**Task instructions**.
Using the records below, count the lines with "object" in them. Give the number only.
* BEGIN Provided data *
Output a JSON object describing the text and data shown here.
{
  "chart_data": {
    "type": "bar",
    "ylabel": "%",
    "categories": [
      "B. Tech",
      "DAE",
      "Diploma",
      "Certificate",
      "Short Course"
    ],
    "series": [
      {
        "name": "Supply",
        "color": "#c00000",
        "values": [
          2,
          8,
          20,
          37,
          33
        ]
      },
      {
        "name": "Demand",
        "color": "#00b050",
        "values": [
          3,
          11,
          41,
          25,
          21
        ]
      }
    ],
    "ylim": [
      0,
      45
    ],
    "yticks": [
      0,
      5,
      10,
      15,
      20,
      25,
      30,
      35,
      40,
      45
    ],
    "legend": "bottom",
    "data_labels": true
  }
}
* END Provided data *
* BEGIN Provided data *
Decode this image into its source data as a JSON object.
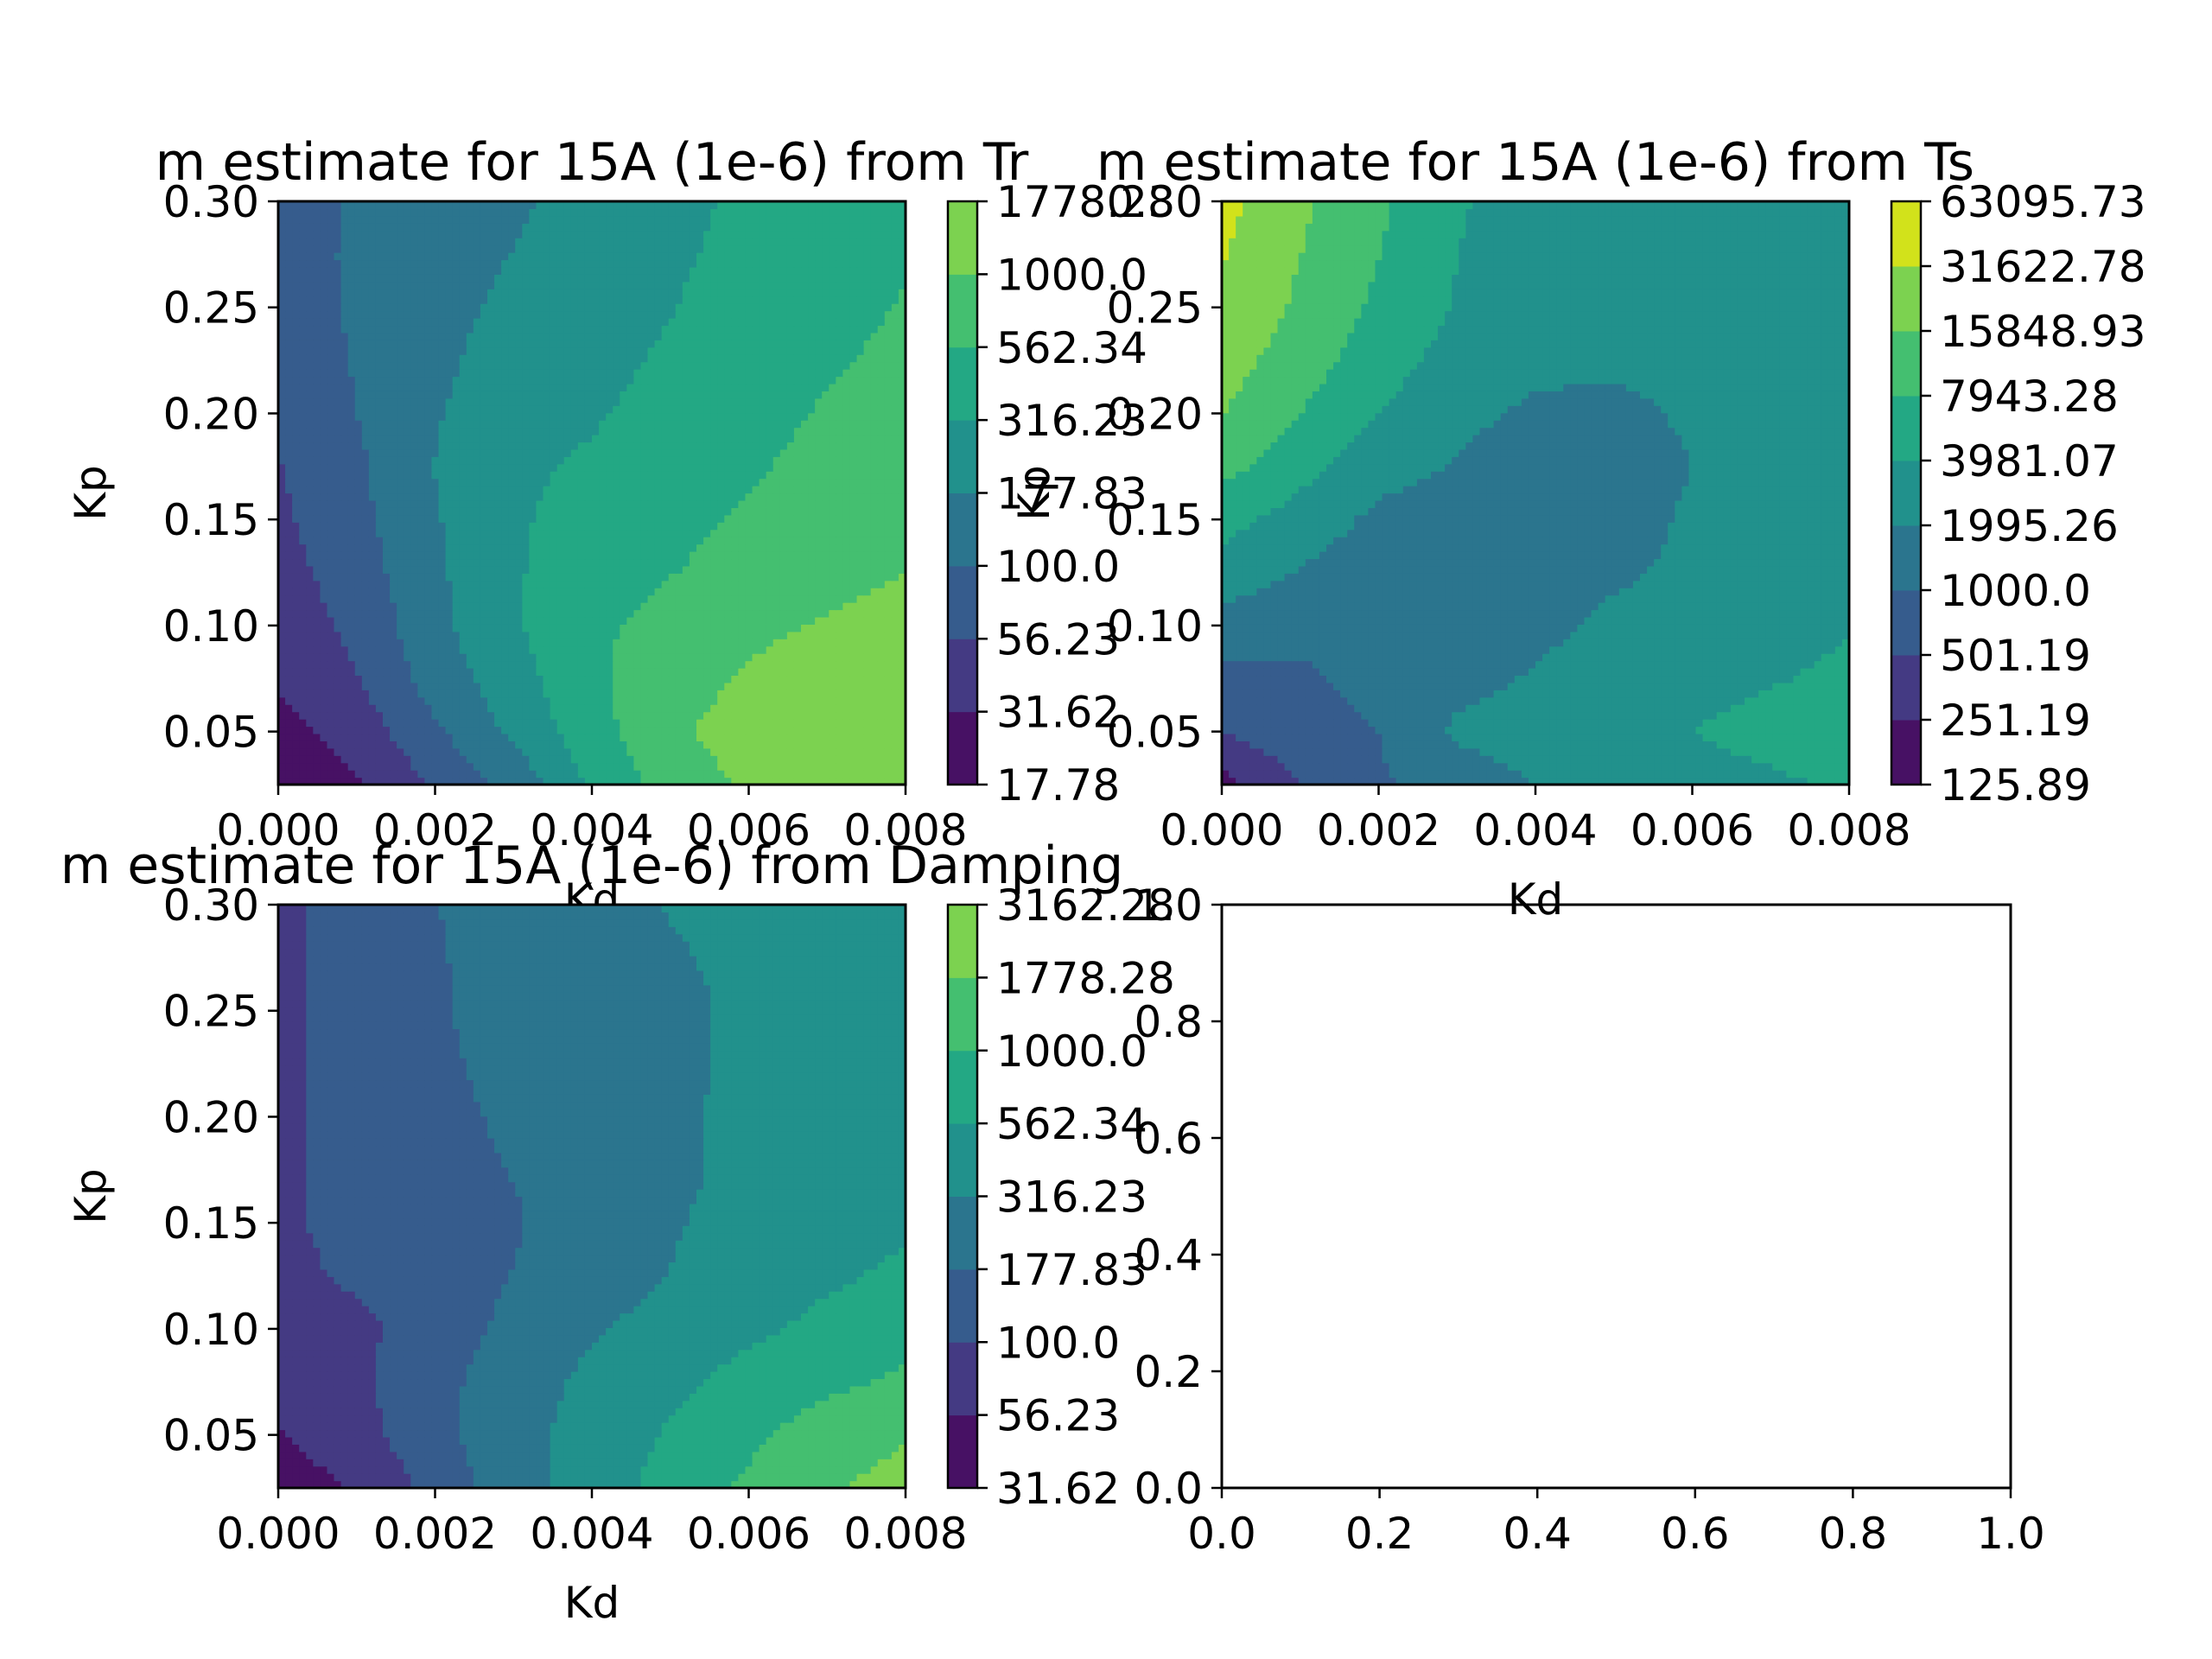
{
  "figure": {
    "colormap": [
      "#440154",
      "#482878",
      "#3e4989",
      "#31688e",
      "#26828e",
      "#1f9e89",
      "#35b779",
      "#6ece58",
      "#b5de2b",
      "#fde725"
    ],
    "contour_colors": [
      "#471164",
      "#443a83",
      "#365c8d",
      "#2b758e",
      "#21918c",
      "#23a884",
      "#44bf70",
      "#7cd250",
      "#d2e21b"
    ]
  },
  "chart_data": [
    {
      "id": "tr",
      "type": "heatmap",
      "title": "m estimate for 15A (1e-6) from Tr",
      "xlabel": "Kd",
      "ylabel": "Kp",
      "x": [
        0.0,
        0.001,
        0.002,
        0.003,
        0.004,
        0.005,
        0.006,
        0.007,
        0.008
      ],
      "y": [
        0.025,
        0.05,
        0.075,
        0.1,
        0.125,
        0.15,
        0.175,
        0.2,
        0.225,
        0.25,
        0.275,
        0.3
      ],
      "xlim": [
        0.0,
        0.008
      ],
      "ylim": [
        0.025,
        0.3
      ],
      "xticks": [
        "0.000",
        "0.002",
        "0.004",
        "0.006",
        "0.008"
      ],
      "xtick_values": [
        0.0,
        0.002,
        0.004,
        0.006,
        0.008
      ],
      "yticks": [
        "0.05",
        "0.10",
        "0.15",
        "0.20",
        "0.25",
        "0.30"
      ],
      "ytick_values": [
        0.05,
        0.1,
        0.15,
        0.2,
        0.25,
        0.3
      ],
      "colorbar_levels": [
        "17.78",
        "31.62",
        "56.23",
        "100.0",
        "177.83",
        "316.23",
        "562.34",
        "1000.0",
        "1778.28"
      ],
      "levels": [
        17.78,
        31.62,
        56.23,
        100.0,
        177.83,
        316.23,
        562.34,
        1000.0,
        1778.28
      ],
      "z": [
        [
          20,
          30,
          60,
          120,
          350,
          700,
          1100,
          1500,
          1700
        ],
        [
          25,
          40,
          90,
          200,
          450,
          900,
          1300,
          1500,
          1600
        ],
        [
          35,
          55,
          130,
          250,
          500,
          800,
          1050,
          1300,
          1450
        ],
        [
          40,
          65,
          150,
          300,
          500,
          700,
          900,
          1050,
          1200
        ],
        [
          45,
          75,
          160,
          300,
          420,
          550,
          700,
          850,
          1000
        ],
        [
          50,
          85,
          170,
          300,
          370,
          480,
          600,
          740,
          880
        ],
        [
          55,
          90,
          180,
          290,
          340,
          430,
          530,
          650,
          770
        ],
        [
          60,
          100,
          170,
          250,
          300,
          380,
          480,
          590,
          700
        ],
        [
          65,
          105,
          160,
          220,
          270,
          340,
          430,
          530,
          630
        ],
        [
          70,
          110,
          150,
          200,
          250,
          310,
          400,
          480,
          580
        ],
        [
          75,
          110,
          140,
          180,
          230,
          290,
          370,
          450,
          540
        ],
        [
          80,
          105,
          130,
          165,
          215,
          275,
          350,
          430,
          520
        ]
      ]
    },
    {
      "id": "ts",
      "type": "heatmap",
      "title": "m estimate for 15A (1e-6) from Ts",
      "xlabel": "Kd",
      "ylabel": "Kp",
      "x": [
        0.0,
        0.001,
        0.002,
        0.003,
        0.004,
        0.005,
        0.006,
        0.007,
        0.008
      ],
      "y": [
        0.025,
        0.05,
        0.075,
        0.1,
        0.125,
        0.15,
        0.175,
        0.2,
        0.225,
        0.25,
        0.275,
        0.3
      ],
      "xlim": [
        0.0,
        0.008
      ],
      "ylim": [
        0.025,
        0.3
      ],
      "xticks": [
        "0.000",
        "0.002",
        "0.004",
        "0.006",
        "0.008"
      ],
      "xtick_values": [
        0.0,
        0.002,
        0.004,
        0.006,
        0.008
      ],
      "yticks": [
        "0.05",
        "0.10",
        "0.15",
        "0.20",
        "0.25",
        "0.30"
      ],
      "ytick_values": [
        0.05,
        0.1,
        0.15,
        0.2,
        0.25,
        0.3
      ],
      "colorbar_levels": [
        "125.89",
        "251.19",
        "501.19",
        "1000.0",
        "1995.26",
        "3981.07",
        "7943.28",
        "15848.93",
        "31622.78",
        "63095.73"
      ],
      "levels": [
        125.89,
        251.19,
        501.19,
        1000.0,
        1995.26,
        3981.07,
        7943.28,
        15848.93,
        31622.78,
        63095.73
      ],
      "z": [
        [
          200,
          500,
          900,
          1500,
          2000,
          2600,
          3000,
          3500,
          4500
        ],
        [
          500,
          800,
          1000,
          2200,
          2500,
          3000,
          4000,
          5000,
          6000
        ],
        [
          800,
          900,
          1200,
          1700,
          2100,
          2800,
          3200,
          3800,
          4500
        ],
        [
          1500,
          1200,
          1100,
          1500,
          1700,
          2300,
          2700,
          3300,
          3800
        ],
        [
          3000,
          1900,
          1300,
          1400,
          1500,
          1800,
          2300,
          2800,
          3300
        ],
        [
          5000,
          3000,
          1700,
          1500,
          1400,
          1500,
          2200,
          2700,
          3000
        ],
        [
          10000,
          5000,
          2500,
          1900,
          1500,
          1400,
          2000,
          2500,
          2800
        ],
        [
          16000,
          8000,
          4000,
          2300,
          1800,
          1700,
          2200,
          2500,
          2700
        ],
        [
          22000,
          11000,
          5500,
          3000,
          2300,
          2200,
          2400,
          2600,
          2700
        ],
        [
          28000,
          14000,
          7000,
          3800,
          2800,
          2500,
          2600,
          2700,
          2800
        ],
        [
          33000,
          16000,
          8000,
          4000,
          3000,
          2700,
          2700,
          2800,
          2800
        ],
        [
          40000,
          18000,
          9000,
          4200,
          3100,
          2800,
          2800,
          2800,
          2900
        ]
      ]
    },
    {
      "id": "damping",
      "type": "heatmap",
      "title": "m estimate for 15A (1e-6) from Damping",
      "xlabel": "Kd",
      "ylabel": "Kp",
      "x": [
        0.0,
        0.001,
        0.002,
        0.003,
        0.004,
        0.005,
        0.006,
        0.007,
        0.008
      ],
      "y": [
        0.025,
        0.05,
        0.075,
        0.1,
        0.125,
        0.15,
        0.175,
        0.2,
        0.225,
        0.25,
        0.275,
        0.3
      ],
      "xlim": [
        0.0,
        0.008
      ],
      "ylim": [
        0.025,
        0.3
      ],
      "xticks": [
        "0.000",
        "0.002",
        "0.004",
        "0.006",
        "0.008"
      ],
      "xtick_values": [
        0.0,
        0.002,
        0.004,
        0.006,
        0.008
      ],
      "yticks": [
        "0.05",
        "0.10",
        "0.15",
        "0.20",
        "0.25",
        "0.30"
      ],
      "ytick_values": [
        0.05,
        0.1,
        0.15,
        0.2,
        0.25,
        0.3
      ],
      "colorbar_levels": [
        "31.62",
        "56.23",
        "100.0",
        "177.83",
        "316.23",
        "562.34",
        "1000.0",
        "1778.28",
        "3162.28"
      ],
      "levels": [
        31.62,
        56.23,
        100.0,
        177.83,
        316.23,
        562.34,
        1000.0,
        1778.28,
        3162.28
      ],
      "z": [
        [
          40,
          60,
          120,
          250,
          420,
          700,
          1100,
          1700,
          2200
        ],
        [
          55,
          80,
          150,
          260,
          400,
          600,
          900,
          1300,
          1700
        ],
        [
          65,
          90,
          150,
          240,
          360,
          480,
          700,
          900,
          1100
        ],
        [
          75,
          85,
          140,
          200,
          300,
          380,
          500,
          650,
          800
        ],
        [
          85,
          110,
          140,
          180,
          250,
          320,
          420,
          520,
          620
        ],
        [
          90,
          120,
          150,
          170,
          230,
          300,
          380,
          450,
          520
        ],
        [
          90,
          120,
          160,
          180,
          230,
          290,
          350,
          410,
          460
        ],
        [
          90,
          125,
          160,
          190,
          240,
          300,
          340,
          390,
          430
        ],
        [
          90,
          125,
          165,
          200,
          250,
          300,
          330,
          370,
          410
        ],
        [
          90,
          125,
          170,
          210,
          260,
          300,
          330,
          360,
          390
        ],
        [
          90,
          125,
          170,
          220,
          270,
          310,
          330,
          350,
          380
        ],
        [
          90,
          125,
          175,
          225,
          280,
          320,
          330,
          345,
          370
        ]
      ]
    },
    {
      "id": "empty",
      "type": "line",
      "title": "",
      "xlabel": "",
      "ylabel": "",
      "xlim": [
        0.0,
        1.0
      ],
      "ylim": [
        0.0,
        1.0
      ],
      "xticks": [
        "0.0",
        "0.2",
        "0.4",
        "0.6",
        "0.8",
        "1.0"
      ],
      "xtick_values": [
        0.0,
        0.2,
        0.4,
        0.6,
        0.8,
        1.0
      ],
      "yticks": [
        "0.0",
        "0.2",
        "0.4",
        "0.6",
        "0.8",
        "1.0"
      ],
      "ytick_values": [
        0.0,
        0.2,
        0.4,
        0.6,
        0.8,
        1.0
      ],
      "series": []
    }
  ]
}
* END Provided data *
**Worked answer**.
2